** BEGIN **

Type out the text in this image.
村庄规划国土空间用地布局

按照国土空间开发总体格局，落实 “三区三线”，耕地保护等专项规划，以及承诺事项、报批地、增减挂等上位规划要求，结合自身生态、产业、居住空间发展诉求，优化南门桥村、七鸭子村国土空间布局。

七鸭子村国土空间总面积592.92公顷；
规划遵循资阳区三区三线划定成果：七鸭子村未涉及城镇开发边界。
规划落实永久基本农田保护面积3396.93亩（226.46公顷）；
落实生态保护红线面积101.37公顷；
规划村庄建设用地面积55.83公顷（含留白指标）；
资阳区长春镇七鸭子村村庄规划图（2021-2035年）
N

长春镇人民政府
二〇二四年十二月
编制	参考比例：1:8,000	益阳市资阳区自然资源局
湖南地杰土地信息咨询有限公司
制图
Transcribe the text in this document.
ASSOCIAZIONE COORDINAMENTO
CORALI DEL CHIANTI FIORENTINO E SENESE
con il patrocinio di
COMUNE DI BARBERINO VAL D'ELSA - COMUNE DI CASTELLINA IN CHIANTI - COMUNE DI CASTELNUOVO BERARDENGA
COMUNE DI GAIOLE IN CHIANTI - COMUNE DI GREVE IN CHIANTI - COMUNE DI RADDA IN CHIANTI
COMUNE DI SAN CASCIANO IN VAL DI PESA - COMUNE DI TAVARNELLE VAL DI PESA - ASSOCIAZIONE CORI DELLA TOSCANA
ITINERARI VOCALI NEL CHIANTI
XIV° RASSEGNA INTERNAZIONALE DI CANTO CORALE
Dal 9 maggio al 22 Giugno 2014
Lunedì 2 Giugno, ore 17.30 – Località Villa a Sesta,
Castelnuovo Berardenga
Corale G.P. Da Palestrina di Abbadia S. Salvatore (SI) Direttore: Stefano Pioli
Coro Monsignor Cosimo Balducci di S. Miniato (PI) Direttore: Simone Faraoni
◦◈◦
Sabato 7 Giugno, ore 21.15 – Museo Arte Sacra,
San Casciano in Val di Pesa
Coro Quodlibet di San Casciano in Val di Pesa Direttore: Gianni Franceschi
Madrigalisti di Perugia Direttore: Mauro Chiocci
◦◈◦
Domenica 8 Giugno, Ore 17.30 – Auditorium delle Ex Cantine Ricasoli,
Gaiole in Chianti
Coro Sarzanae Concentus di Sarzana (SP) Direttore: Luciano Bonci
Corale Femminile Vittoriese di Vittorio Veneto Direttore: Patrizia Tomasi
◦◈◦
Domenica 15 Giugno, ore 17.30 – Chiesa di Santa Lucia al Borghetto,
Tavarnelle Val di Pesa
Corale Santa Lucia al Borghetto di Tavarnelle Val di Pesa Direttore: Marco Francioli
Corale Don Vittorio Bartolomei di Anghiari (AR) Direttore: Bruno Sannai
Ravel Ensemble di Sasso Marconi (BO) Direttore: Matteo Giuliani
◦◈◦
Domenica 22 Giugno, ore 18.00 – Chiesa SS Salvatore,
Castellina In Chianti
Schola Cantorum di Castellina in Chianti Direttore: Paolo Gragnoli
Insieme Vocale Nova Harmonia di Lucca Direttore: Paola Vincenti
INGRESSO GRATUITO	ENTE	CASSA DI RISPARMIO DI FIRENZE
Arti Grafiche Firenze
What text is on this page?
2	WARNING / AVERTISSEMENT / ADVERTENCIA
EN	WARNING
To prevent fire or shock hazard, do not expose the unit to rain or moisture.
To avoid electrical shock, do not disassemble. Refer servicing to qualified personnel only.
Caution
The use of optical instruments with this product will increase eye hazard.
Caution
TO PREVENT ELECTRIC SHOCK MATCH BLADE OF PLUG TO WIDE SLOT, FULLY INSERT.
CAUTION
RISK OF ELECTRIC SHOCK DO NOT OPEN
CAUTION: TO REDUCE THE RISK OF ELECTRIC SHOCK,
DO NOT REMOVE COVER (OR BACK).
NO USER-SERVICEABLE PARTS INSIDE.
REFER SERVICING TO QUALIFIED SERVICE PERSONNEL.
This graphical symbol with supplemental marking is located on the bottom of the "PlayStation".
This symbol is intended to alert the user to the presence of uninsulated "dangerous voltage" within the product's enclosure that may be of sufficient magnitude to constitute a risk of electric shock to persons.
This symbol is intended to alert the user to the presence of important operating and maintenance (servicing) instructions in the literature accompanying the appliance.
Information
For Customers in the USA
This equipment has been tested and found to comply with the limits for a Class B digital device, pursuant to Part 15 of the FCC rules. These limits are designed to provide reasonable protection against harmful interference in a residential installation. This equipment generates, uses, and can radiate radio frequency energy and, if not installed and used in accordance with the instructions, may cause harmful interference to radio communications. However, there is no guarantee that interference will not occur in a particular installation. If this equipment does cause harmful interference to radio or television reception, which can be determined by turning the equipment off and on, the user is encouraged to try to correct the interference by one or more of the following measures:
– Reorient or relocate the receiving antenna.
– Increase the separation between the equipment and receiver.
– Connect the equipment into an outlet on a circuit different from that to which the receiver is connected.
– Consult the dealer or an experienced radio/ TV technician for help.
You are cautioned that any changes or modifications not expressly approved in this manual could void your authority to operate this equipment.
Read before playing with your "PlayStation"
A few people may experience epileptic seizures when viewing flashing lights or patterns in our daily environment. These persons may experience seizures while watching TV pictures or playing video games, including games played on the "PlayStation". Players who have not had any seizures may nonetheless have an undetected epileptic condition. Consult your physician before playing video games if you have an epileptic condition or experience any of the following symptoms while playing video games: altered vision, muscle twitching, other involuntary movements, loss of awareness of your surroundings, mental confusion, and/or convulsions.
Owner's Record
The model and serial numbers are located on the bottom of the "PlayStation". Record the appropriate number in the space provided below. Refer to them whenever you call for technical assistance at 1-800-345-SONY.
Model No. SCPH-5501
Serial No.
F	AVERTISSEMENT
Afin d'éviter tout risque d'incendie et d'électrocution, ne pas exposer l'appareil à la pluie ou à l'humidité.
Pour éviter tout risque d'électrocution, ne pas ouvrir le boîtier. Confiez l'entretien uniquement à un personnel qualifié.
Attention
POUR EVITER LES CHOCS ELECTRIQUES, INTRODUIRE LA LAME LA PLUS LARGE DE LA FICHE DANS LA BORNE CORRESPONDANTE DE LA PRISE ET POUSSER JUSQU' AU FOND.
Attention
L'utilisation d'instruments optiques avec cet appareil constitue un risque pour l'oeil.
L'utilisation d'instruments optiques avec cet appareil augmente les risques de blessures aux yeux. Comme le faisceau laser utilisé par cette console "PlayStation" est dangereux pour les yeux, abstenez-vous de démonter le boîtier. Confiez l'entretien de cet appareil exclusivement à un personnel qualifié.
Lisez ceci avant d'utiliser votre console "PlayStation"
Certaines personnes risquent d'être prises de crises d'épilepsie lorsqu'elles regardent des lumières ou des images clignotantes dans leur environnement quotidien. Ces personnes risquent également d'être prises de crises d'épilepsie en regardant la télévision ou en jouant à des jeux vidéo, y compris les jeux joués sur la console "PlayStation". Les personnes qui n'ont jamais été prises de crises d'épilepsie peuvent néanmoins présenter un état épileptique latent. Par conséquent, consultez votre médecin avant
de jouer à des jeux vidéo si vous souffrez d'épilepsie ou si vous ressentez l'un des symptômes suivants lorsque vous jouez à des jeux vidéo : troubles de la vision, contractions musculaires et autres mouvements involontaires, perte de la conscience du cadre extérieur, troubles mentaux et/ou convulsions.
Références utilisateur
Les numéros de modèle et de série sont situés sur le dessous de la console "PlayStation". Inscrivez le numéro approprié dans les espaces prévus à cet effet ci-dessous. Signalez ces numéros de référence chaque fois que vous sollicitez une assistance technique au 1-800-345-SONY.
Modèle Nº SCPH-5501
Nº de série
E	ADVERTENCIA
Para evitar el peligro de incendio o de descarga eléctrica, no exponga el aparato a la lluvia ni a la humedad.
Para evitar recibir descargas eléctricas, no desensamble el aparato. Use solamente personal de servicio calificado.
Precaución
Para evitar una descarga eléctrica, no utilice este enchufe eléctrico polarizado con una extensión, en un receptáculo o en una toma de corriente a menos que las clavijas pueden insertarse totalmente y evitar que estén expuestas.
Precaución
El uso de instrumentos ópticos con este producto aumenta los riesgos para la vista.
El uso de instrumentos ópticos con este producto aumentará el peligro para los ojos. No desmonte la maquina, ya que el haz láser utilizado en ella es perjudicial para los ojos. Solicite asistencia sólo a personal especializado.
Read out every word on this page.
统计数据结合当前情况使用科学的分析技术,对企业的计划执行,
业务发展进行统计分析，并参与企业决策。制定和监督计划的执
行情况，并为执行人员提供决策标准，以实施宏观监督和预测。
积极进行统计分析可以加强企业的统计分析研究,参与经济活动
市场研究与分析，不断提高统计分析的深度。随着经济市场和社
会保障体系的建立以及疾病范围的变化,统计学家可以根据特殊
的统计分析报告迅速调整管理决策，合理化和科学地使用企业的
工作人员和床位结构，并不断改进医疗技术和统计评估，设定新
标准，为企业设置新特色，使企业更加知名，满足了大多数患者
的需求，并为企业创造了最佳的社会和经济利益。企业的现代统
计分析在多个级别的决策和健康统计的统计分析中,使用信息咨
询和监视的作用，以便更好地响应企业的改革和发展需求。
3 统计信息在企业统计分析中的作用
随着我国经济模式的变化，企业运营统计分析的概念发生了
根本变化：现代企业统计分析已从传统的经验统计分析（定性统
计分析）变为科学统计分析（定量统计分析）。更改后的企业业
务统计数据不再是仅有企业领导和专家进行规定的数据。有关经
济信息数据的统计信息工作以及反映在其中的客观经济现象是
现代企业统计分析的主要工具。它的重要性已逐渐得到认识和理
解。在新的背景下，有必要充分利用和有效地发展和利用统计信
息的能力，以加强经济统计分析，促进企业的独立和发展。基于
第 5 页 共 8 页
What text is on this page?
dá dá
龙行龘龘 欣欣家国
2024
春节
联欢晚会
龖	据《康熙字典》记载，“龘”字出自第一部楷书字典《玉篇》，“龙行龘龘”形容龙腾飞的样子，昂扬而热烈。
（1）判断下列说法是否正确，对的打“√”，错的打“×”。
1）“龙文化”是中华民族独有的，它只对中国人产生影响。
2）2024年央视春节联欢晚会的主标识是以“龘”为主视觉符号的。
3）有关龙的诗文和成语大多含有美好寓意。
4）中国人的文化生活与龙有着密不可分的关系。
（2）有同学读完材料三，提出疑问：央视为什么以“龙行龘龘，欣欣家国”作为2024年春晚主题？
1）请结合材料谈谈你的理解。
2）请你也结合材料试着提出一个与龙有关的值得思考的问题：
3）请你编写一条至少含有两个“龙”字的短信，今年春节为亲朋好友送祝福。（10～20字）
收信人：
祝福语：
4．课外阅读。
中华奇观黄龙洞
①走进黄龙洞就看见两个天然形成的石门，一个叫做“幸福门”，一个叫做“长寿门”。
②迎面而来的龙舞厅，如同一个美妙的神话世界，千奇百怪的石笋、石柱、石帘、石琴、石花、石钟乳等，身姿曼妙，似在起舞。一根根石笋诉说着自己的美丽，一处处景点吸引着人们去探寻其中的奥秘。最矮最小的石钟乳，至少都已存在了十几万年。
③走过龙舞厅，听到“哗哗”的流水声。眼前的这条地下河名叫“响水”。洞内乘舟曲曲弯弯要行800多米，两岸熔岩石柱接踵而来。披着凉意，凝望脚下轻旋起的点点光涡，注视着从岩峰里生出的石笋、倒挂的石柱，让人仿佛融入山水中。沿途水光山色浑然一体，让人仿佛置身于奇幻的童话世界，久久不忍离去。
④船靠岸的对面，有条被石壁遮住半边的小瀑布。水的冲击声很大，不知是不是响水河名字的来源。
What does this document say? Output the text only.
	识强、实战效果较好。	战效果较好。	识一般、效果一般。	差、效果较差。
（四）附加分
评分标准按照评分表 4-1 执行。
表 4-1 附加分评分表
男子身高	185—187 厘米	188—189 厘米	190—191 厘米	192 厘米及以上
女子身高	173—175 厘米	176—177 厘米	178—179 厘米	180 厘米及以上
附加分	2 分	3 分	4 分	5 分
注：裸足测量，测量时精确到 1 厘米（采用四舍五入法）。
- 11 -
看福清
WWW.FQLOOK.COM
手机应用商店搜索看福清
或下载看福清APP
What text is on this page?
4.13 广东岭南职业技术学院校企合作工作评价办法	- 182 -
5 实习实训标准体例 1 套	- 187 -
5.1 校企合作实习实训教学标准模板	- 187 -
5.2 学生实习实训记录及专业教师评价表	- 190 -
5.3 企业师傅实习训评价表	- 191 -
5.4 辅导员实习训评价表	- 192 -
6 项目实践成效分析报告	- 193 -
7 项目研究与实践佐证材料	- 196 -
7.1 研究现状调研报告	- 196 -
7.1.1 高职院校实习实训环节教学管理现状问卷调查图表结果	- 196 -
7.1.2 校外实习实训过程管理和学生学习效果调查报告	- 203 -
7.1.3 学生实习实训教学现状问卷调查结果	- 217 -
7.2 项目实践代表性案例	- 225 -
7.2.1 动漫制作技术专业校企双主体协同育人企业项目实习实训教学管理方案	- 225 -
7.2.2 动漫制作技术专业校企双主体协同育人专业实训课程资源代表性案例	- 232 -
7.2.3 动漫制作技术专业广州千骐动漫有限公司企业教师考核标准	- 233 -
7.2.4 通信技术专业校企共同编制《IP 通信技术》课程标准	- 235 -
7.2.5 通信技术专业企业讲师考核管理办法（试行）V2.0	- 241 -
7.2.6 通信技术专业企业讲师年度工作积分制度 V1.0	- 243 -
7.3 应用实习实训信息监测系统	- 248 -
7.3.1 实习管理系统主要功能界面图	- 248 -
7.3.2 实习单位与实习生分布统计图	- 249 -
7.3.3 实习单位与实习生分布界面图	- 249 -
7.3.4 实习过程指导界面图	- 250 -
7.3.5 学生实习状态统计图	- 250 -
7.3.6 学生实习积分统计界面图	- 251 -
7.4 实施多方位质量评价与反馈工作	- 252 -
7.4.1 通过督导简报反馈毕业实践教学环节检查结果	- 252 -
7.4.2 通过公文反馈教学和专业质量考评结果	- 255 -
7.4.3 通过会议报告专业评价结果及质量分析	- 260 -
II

** END **

▶ TASK DIRECTIONS
The answer is the number of lines in the preceding material that hold "boîtier"; write that number and nothing else.

▶ RESPONSE TO THIS EXERCISE
2